Task directions: Take the material below and retype it in full; pictures are left out.

[Stored data]
# # # #

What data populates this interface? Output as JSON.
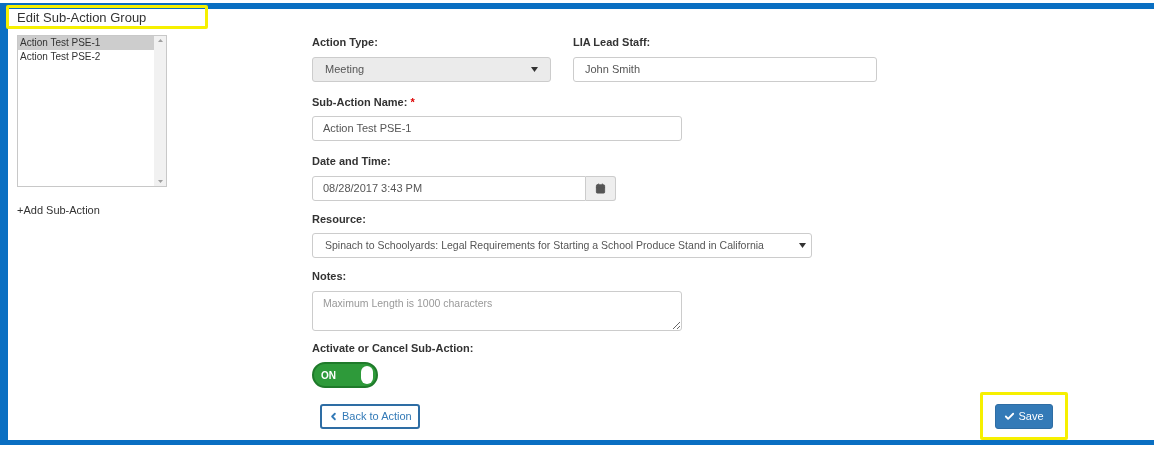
{
  "title": "Edit Sub-Action Group",
  "sub_actions": [
    {
      "label": "Action Test PSE-1",
      "selected": true
    },
    {
      "label": "Action Test PSE-2",
      "selected": false
    }
  ],
  "add_link": "+Add Sub-Action",
  "action_type": {
    "label": "Action Type:",
    "value": "Meeting",
    "disabled": true
  },
  "lead_staff": {
    "label": "LIA Lead Staff:",
    "value": "John Smith"
  },
  "sub_action_name": {
    "label": "Sub-Action Name:",
    "required_mark": "*",
    "value": "Action Test PSE-1"
  },
  "date_time": {
    "label": "Date and Time:",
    "value": "08/28/2017 3:43 PM"
  },
  "resource": {
    "label": "Resource:",
    "value": "Spinach to Schoolyards: Legal Requirements for Starting a School Produce Stand in California"
  },
  "notes": {
    "label": "Notes:",
    "placeholder": "Maximum Length is 1000 characters"
  },
  "activate": {
    "label": "Activate or Cancel Sub-Action:",
    "on": true,
    "on_text": "ON"
  },
  "back_button": "Back to Action",
  "save_button": "Save"
}
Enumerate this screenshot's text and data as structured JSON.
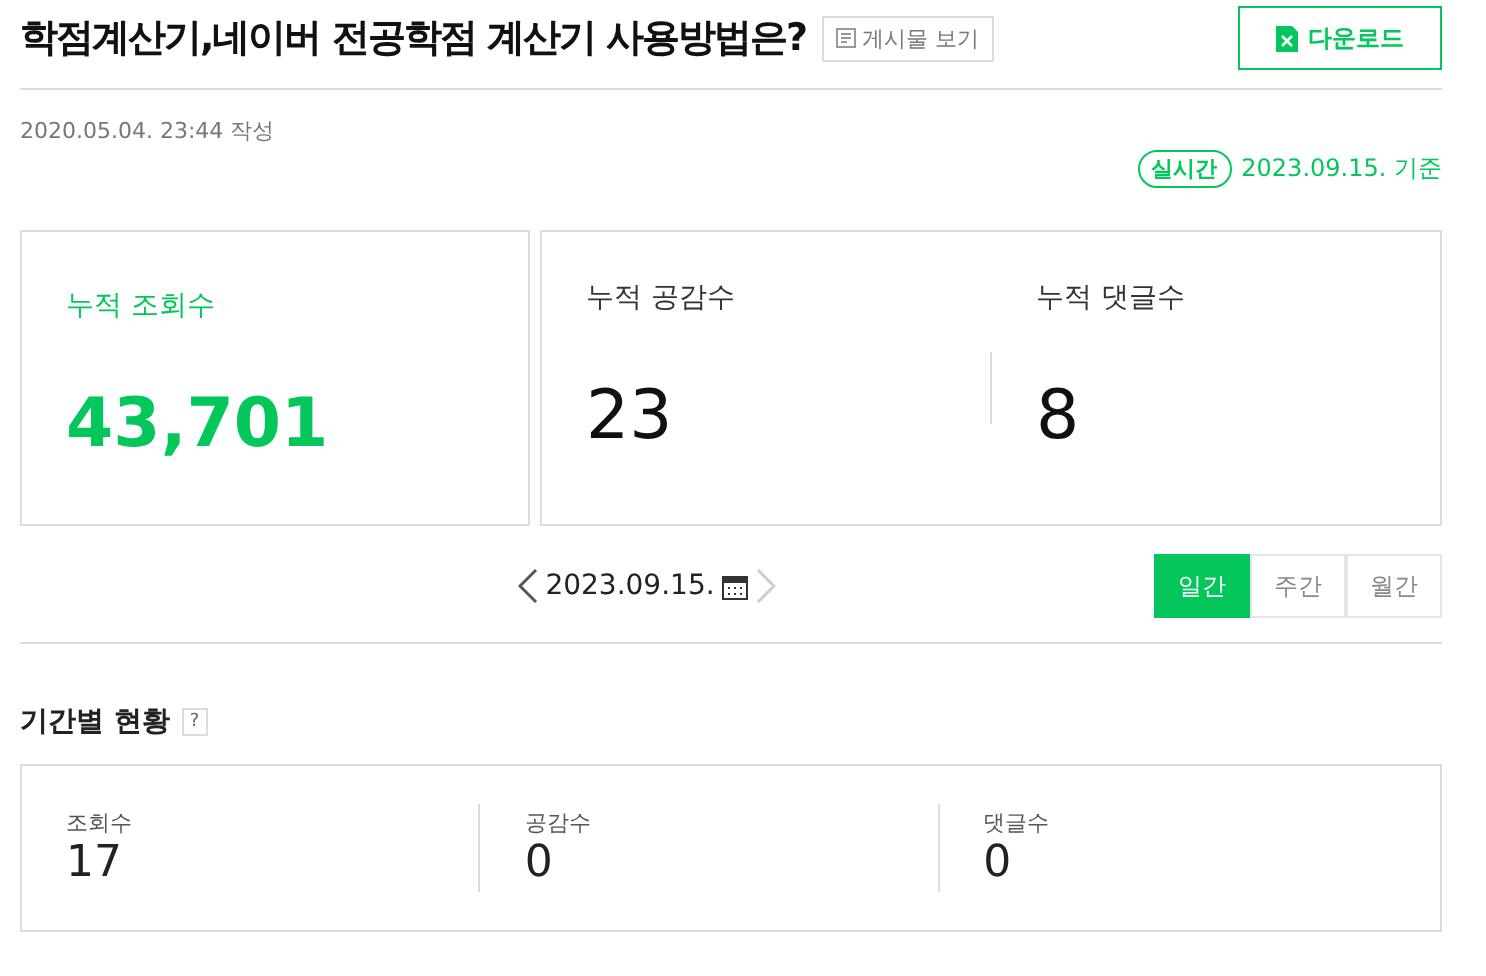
{
  "header": {
    "title": "학점계산기,네이버 전공학점 계산기 사용방법은?",
    "view_post_button": "게시물 보기",
    "download_button": "다운로드"
  },
  "written": "2020.05.04. 23:44 작성",
  "basis": {
    "badge": "실시간",
    "date": "2023.09.15. 기준"
  },
  "totals": [
    {
      "label": "누적 조회수",
      "value": "43,701",
      "kind": "highlight"
    },
    {
      "label": "누적 공감수",
      "value": "23",
      "kind": "plain"
    },
    {
      "label": "누적 댓글수",
      "value": "8",
      "kind": "plain"
    }
  ],
  "date_nav": {
    "date": "2023.09.15.",
    "next_disabled": true
  },
  "period_tabs": [
    {
      "label": "일간",
      "selected": true
    },
    {
      "label": "주간",
      "selected": false
    },
    {
      "label": "월간",
      "selected": false
    }
  ],
  "period_section": {
    "title": "기간별 현황",
    "help": "?",
    "stats": [
      {
        "label": "조회수",
        "value": "17"
      },
      {
        "label": "공감수",
        "value": "0"
      },
      {
        "label": "댓글수",
        "value": "0"
      }
    ]
  }
}
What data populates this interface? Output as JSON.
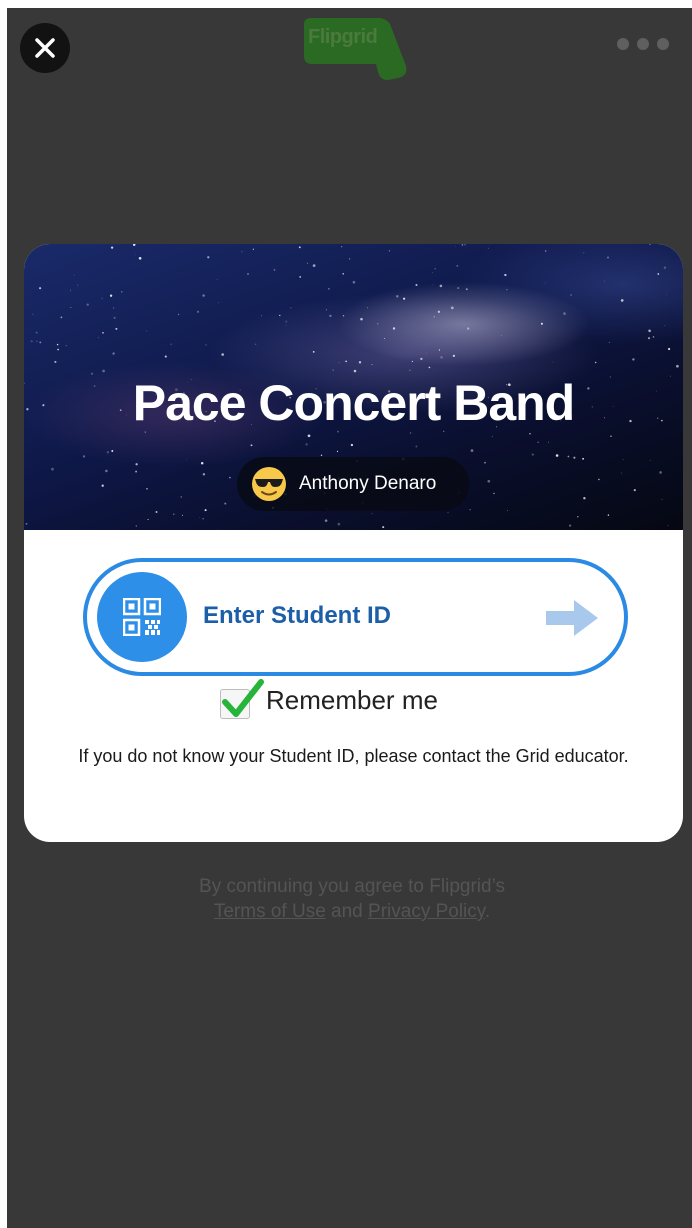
{
  "header": {
    "close_icon": "close-icon",
    "logo_text": "Flipgrid",
    "more_icon": "more-horizontal-icon"
  },
  "grid": {
    "title": "Pace Concert Band",
    "owner_name": "Anthony Denaro",
    "owner_avatar": "sunglasses-emoji-icon"
  },
  "student_id": {
    "label": "Enter Student ID",
    "qr_icon": "qr-code-icon",
    "submit_icon": "arrow-right-icon"
  },
  "remember": {
    "label": "Remember me",
    "checked": true
  },
  "help_text": "If you do not know your Student ID, please contact the Grid educator.",
  "legal": {
    "prefix": "By continuing you agree to Flipgrid’s",
    "terms_label": "Terms of Use",
    "joiner": "and",
    "privacy_label": "Privacy Policy",
    "suffix": "."
  },
  "colors": {
    "background": "#383838",
    "accent_blue": "#2b8ae4",
    "label_blue": "#1c5fa8",
    "check_green": "#27b43b",
    "logo_green": "#2b6a22"
  }
}
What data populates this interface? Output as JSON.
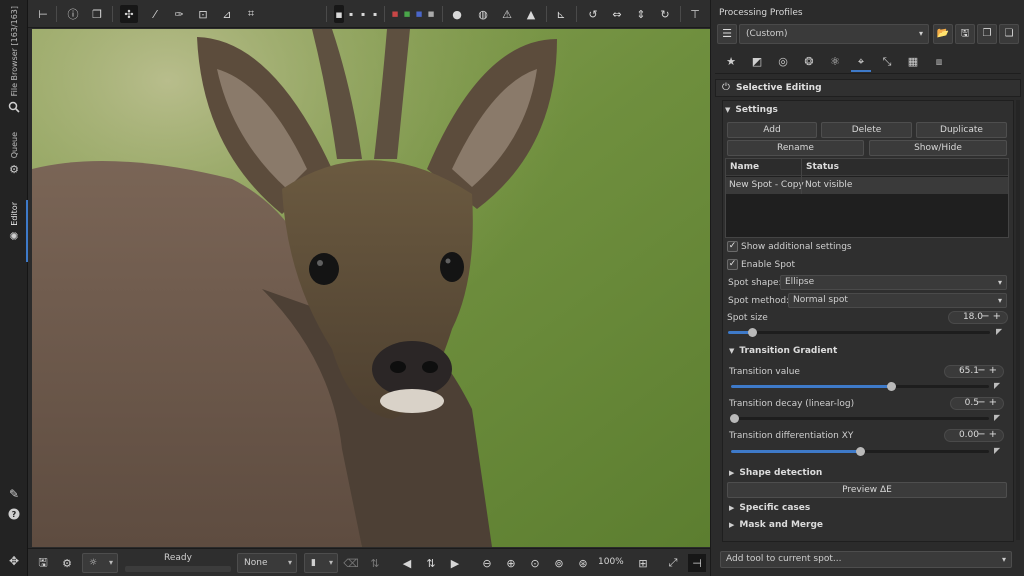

# # # #

Answer below:
What data populates this interface? Output as JSON.
{
  "title": "Edit Sub-Action Group",
  "sub_actions": [
    {
      "label": "Action Test PSE-1",
      "selected": true
    },
    {
      "label": "Action Test PSE-2",
      "selected": false
    }
  ],
  "add_link": "+Add Sub-Action",
  "action_type": {
    "label": "Action Type:",
    "value": "Meeting",
    "disabled": true
  },
  "lead_staff": {
    "label": "LIA Lead Staff:",
    "value": "John Smith"
  },
  "sub_action_name": {
    "label": "Sub-Action Name:",
    "required_mark": "*",
    "value": "Action Test PSE-1"
  },
  "date_time": {
    "label": "Date and Time:",
    "value": "08/28/2017 3:43 PM"
  },
  "resource": {
    "label": "Resource:",
    "value": "Spinach to Schoolyards: Legal Requirements for Starting a School Produce Stand in California"
  },
  "notes": {
    "label": "Notes:",
    "placeholder": "Maximum Length is 1000 characters"
  },
  "activate": {
    "label": "Activate or Cancel Sub-Action:",
    "on": true,
    "on_text": "ON"
  },
  "back_button": "Back to Action",
  "save_button": "Save"
}
Enumerate this screenshot's text and data as structured JSON.
{
  "header": {
    "title": "학점계산기,네이버 전공학점 계산기 사용방법은?",
    "view_post_button": "게시물 보기",
    "download_button": "다운로드"
  },
  "written": "2020.05.04. 23:44 작성",
  "basis": {
    "badge": "실시간",
    "date": "2023.09.15. 기준"
  },
  "totals": [
    {
      "label": "누적 조회수",
      "value": "43,701",
      "kind": "highlight"
    },
    {
      "label": "누적 공감수",
      "value": "23",
      "kind": "plain"
    },
    {
      "label": "누적 댓글수",
      "value": "8",
      "kind": "plain"
    }
  ],
  "date_nav": {
    "date": "2023.09.15.",
    "next_disabled": true
  },
  "period_tabs": [
    {
      "label": "일간",
      "selected": true
    },
    {
      "label": "주간",
      "selected": false
    },
    {
      "label": "월간",
      "selected": false
    }
  ],
  "period_section": {
    "title": "기간별 현황",
    "help": "?",
    "stats": [
      {
        "label": "조회수",
        "value": "17"
      },
      {
        "label": "공감수",
        "value": "0"
      },
      {
        "label": "댓글수",
        "value": "0"
      }
    ]
  }
}
What data populates this interface? Output as JSON.
{
  "header": {
    "close_icon": "close-icon",
    "logo_text": "Flipgrid",
    "more_icon": "more-horizontal-icon"
  },
  "grid": {
    "title": "Pace Concert Band",
    "owner_name": "Anthony Denaro",
    "owner_avatar": "sunglasses-emoji-icon"
  },
  "student_id": {
    "label": "Enter Student ID",
    "qr_icon": "qr-code-icon",
    "submit_icon": "arrow-right-icon"
  },
  "remember": {
    "label": "Remember me",
    "checked": true
  },
  "help_text": "If you do not know your Student ID, please contact the Grid educator.",
  "legal": {
    "prefix": "By continuing you agree to Flipgrid’s",
    "terms_label": "Terms of Use",
    "joiner": "and",
    "privacy_label": "Privacy Policy",
    "suffix": "."
  },
  "colors": {
    "background": "#383838",
    "accent_blue": "#2b8ae4",
    "label_blue": "#1c5fa8",
    "check_green": "#27b43b",
    "logo_green": "#2b6a22"
  }
}
What data populates this interface? Output as JSON.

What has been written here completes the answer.